Waste is an inevitable byproduct of modern society. Every day, families across the country use and rely on energy, food, water, and other materials. For many, these items are readily available and used in excess. Often, this results in waste that is costly and can negatively impact the environment. Fortunately, there are things that people can do to reduce waste and be more eco-friendly at home.

Around the home, people use water for a host of things, such as watering the lawn or showering. As a result, excess water is frequently wasted down the drain or as run-off. Fortunately, this also creates many opportunities to adjust, conserve, and save gallons of water annually. According to the EPA, leaks in the average home can lead to a loss of 10,000 gallons or more on an annual basis. Nationwide, this waste can add up to one trillion gallons a year. For this reason, one of the smartest ways to conserve water is to check for leaks around the house. Things that commonly leak include shower heads, toilet flappers, and faucets. Being mindful of how long water is running is also critical to conserving water. Following simple and sensible steps, such as not letting the water run more than necessary, can prove highly effective in reducing water waste. For example, people should only use the dish or clothes washers if there are full loads in need of cleaning. Turning off faucets while brushing one's teeth can save up to four gallons of water, and showers should be no more than five minutes long using low-flow shower heads. Outdoors, take advantage of the early morning or the evening hours to water the lawn more efficiently and reduce evaporation.

| What is asked |
a: The household waste passage names some things that commonly leak. List all of them.
b: Repeat the household waste passage word for word, starting with "Waste is an" and going on through "eco-friendly at home.".
c: Write the next part of the household waste passage, picking up after its final sentence.
The records that come next are separate material, unrelated to the household waste passage.

| Provided material |
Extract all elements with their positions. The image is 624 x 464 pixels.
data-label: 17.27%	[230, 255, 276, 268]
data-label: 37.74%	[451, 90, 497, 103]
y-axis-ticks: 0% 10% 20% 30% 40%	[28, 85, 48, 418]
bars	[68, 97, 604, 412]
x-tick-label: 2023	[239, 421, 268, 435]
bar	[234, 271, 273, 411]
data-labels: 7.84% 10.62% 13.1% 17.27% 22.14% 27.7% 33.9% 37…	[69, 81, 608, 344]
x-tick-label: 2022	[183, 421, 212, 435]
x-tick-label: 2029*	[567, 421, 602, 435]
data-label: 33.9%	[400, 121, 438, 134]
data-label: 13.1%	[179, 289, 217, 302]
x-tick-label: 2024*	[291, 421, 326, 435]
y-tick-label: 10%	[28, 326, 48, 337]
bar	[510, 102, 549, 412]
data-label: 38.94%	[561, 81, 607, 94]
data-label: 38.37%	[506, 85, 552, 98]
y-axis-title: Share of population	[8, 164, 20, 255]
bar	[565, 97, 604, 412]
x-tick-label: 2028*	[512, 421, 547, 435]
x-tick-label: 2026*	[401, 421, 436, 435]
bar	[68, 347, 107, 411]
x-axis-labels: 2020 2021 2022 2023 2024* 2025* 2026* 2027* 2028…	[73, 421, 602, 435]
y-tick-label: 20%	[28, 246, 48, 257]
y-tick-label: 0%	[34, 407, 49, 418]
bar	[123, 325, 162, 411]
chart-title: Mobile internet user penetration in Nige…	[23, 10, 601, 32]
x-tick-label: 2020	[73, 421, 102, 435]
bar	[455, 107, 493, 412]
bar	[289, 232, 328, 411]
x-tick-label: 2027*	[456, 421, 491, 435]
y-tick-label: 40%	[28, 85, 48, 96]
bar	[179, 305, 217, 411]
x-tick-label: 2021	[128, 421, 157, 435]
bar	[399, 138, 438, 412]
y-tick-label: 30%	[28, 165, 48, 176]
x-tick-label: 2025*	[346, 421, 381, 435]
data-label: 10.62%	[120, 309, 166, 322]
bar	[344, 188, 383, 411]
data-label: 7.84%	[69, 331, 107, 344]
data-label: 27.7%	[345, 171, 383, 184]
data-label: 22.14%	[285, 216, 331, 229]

| Outputs in order |
a: shower heads, toilet flappers, faucets

b:
Waste is an inevitable byproduct of modern society. Every day, families across the country use and rely on energy, food, water, and other materials. For many, these items are readily available and used in excess. Often, this results in waste that is costly and can negatively impact the environment. Fortunately, there are things that people can do to reduce waste and be more eco-friendly at home.

c:
Being cognizant of energy use not only helps the environment but also reduces the amount of money that people spend. When purchasing new appliances or electronics, people can save money by buying items that have the Energy Star label, as these goods use between 10 and 50 percent less energy. Making home improvements also helps reduce energy consumption. People should regularly inspect and maintain the heating and cooling systems in their homes and clean or replace dirty filters. Add insulation if necessary, and check for drafts. Setting programmable thermostats for the season is also crucial for energy conservation. During the winter months, program thermostats to 68 degrees Fahrenheit when people are at home during the daytime hours, and lower it at night or when the house is empty. Program thermostats to 78 degrees Fahrenheit during the summer when the house is occupied, but set it higher when no one is home.

Leftover food is often thrown into the trash, but people can use leftover food in a way that benefits the environment. Scraps of leftover food may be used to create compost, which is a natural way to enrich the soil when gardening. Items such as vegetables, fruits, eggshells, and bread are some of the leftover foods that may be used to create compost. Additionally, unbleached paper, newspapers, and coffee filters may also be used for compost as opposed to being thrown into the trash.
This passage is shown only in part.